#### Goal of the exercise
Wherever a line holds the word "title", copy that line out.

- - - - -

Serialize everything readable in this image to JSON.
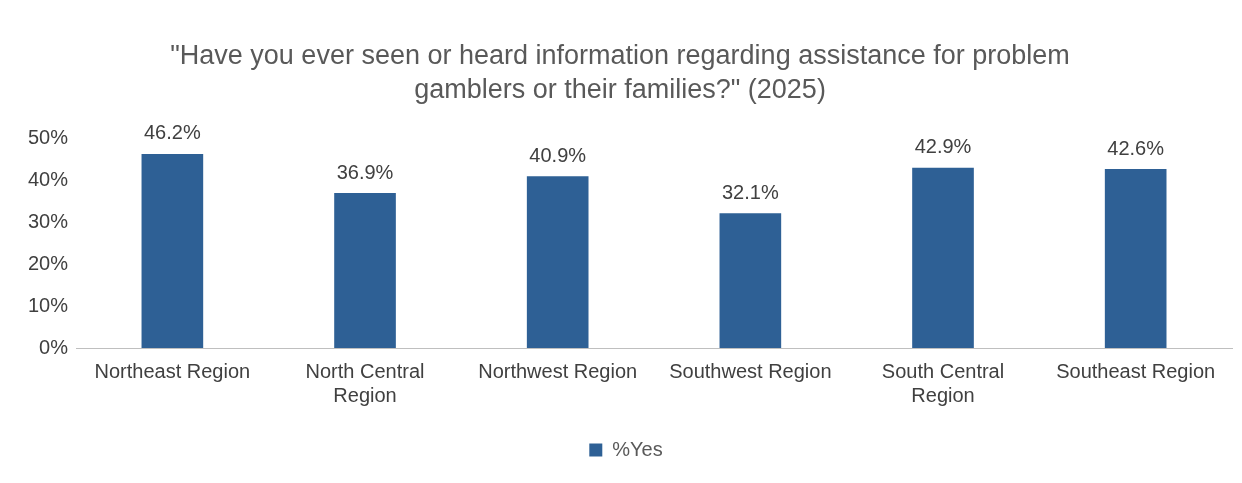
{
  "chart_data": {
    "type": "bar",
    "title": "\"Have you ever seen or heard information regarding assistance for problem gamblers or their families?\" (2025)",
    "categories": [
      "Northeast Region",
      "North Central Region",
      "Northwest Region",
      "Southwest Region",
      "South Central Region",
      "Southeast Region"
    ],
    "series": [
      {
        "name": "%Yes",
        "color": "#2e6095",
        "values": [
          46.2,
          36.9,
          40.9,
          32.1,
          42.9,
          42.6
        ],
        "value_labels": [
          "46.2%",
          "36.9%",
          "40.9%",
          "32.1%",
          "42.9%",
          "42.6%"
        ]
      }
    ],
    "ylim": [
      0,
      50
    ],
    "yticks": [
      {
        "value": 0,
        "label": "0%"
      },
      {
        "value": 10,
        "label": "10%"
      },
      {
        "value": 20,
        "label": "20%"
      },
      {
        "value": 30,
        "label": "30%"
      },
      {
        "value": 40,
        "label": "40%"
      },
      {
        "value": 50,
        "label": "50%"
      }
    ],
    "grid": false,
    "legend": "bottom"
  }
}
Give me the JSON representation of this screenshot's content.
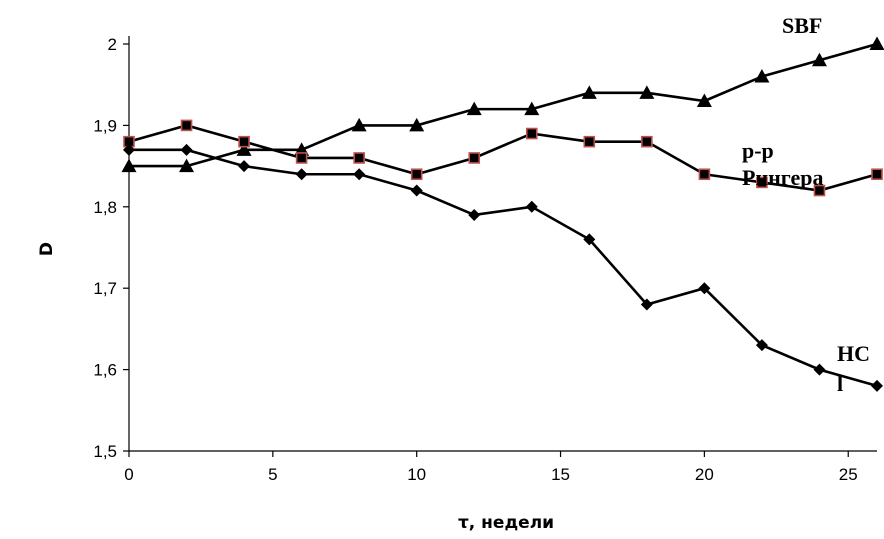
{
  "chart_data": {
    "type": "line",
    "xlabel": "τ, недели",
    "ylabel": "D",
    "xlim": [
      0,
      26
    ],
    "ylim": [
      1.5,
      2.0
    ],
    "x_ticks": [
      "0",
      "5",
      "10",
      "15",
      "20",
      "25"
    ],
    "x_tick_values": [
      0,
      5,
      10,
      15,
      20,
      25
    ],
    "y_ticks": [
      "1,5",
      "1,6",
      "1,7",
      "1,8",
      "1,9",
      "2"
    ],
    "y_tick_values": [
      1.5,
      1.6,
      1.7,
      1.8,
      1.9,
      2.0
    ],
    "grid": false,
    "legend": "none",
    "x": [
      0,
      2,
      4,
      6,
      8,
      10,
      12,
      14,
      16,
      18,
      20,
      22,
      24,
      26
    ],
    "series": [
      {
        "name": "SBF",
        "label_lines": [
          "SBF"
        ],
        "marker": "triangle",
        "color": "#000000",
        "values": [
          1.85,
          1.85,
          1.87,
          1.87,
          1.9,
          1.9,
          1.92,
          1.92,
          1.94,
          1.94,
          1.93,
          1.96,
          1.98,
          2.0
        ]
      },
      {
        "name": "р-р Рингера",
        "label_lines": [
          "р-р",
          "Рингера"
        ],
        "marker": "square",
        "color": "#000000",
        "marker_edge": "#c0504d",
        "values": [
          1.88,
          1.9,
          1.88,
          1.86,
          1.86,
          1.84,
          1.86,
          1.89,
          1.88,
          1.88,
          1.84,
          1.83,
          1.82,
          1.84
        ]
      },
      {
        "name": "HCl",
        "label_lines": [
          "HC",
          "l"
        ],
        "marker": "diamond",
        "color": "#000000",
        "values": [
          1.87,
          1.87,
          1.85,
          1.84,
          1.84,
          1.82,
          1.79,
          1.8,
          1.76,
          1.68,
          1.7,
          1.63,
          1.6,
          1.58
        ]
      }
    ]
  }
}
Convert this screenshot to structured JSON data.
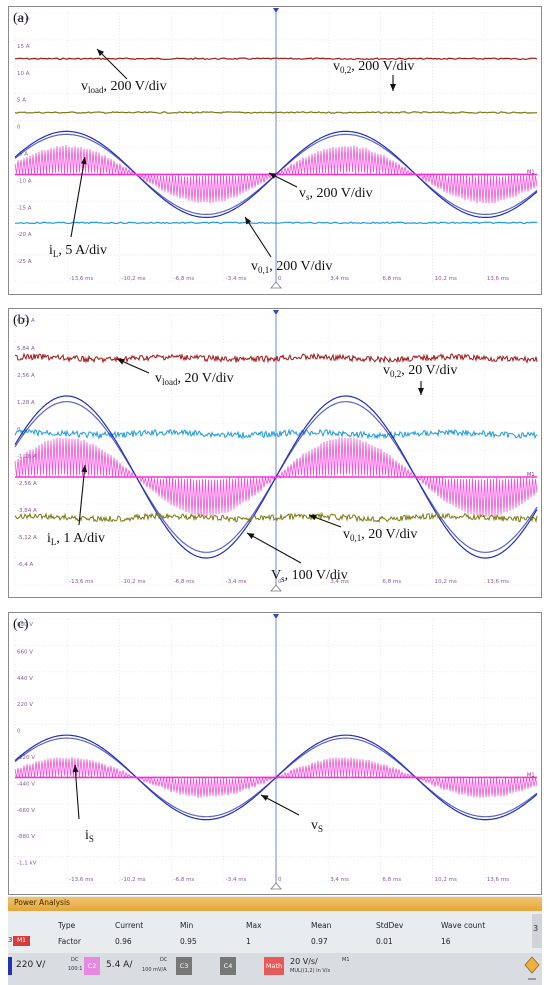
{
  "chart_data": [
    {
      "type": "line",
      "panel_label": "(a)",
      "x_ticks": [
        "-17 ms",
        "-13,6 ms",
        "-10,2 ms",
        "-6,8 ms",
        "-3,4 ms",
        "0",
        "3,4 ms",
        "6,8 ms",
        "10,2 ms",
        "13,6 ms",
        "17 ms"
      ],
      "y_ticks": [
        "20 A",
        "15 A",
        "10 A",
        "5 A",
        "0",
        "-5 A",
        "-10 A",
        "-15 A",
        "-20 A",
        "-25 A"
      ],
      "series": [
        {
          "name": "vload, 200 V/div",
          "color": "#a01818",
          "kind": "flat",
          "level": 8.3
        },
        {
          "name": "v0,2, 200 V/div",
          "color": "#7a7a14",
          "kind": "flat",
          "level": 6.3
        },
        {
          "name": "vs, 200 V/div",
          "color": "#2430b8",
          "kind": "sine",
          "offset": 4.0,
          "amp": 1.6
        },
        {
          "name": "iL, 5 A/div",
          "color": "#ff2ad8",
          "kind": "chopped",
          "offset": 4.0,
          "amp": 1.05
        },
        {
          "name": "v0,1, 200 V/div",
          "color": "#1e9be0",
          "kind": "flat",
          "level": 2.2
        }
      ],
      "annotations": [
        {
          "base": "v",
          "sub": "load",
          "rest": ", 200 V/div"
        },
        {
          "base": "v",
          "sub": "0,2",
          "rest": ", 200 V/div"
        },
        {
          "base": "v",
          "sub": "s",
          "rest": ", 200 V/div"
        },
        {
          "base": "i",
          "sub": "L",
          "rest": ", 5 A/div"
        },
        {
          "base": "v",
          "sub": "0,1",
          "rest": ", 200 V/div"
        }
      ],
      "marker": "M1"
    },
    {
      "type": "line",
      "panel_label": "(b)",
      "x_ticks": [
        "-17 ms",
        "-13,6 ms",
        "-10,2 ms",
        "-6,8 ms",
        "-3,4 ms",
        "0",
        "3,4 ms",
        "6,8 ms",
        "10,2 ms",
        "13,6 ms",
        "17 ms"
      ],
      "y_ticks": [
        "6,32 A",
        "5,84 A",
        "2,56 A",
        "1,28 A",
        "0",
        "-1,28 A",
        "-2,56 A",
        "-3,84 A",
        "-5,12 A",
        "-6,4 A"
      ],
      "series": [
        {
          "name": "vload, 20 V/div",
          "color": "#a01818",
          "kind": "noisy",
          "level": 8.4
        },
        {
          "name": "v0,2, 20 V/div",
          "color": "#1e9be0",
          "kind": "noisy",
          "level": 5.6
        },
        {
          "name": "Vs, 100 V/div",
          "color": "#2430b8",
          "kind": "sine",
          "offset": 4.0,
          "amp": 3.0
        },
        {
          "name": "iL, 1 A/div",
          "color": "#ff2ad8",
          "kind": "chopped",
          "offset": 4.0,
          "amp": 1.45
        },
        {
          "name": "v0,1, 20 V/div",
          "color": "#7a7a14",
          "kind": "noisy",
          "level": 2.5
        }
      ],
      "annotations": [
        {
          "base": "v",
          "sub": "load",
          "rest": ", 20 V/div"
        },
        {
          "base": "v",
          "sub": "0,2",
          "rest": ", 20 V/div"
        },
        {
          "base": "V",
          "sub": "s",
          "rest": ", 100 V/div"
        },
        {
          "base": "i",
          "sub": "L",
          "rest": ", 1 A/div"
        },
        {
          "base": "v",
          "sub": "0,1",
          "rest": ", 20 V/div"
        }
      ],
      "marker": "M1"
    },
    {
      "type": "line",
      "panel_label": "(c)",
      "x_ticks": [
        "-17 ms",
        "-13,6 ms",
        "-10,2 ms",
        "-6,8 ms",
        "-3,4 ms",
        "0",
        "3,4 ms",
        "6,8 ms",
        "10,2 ms",
        "13,6 ms",
        "17 ms"
      ],
      "y_ticks": [
        "880 V",
        "660 V",
        "440 V",
        "220 V",
        "0",
        "-220 V",
        "-440 V",
        "-660 V",
        "-880 V",
        "-1,1 kV"
      ],
      "series": [
        {
          "name": "vs",
          "color": "#2430b8",
          "kind": "sine",
          "offset": 4.0,
          "amp": 1.6
        },
        {
          "name": "is",
          "color": "#ff2ad8",
          "kind": "chopped",
          "offset": 4.0,
          "amp": 0.75
        }
      ],
      "annotations": [
        {
          "base": "i",
          "sub": "S",
          "rest": ""
        },
        {
          "base": "v",
          "sub": "S",
          "rest": ""
        }
      ],
      "marker": "M1"
    }
  ],
  "status_panel": {
    "title": "Power Analysis",
    "headers": [
      "Type",
      "Current",
      "Min",
      "Max",
      "Mean",
      "StdDev",
      "Wave count"
    ],
    "row_prefix": "3:",
    "row_badge": "M1",
    "values": [
      "Factor",
      "0.96",
      "0.95",
      "1",
      "0.97",
      "0.01",
      "16"
    ],
    "scroll_glyph": "3",
    "channels": {
      "c1_value": "220 V/",
      "c1_sub_top": "DC",
      "c1_sub_bot": "100:1",
      "c2_tag": "C2",
      "c2_value": "5.4 A/",
      "c2_sub_top": "DC",
      "c2_sub_bot": "100 mV/A",
      "c3_tag": "C3",
      "c4_tag": "C4",
      "math_tag": "Math",
      "math_value": "20 V/s/",
      "math_sub": "MUL((1,2) In V/s",
      "math_marker": "M1"
    },
    "colors": {
      "c1": "#2430b8",
      "c2": "#e888e0",
      "c3": "#777777",
      "c4": "#777777",
      "math": "#e85a5a"
    }
  }
}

- - - - -

#### Output of the exercise
    "title": "\"Have you ever seen or heard information regarding assistance for problem gamblers or their families?\" (2025)",
    "title": "Power Analysis",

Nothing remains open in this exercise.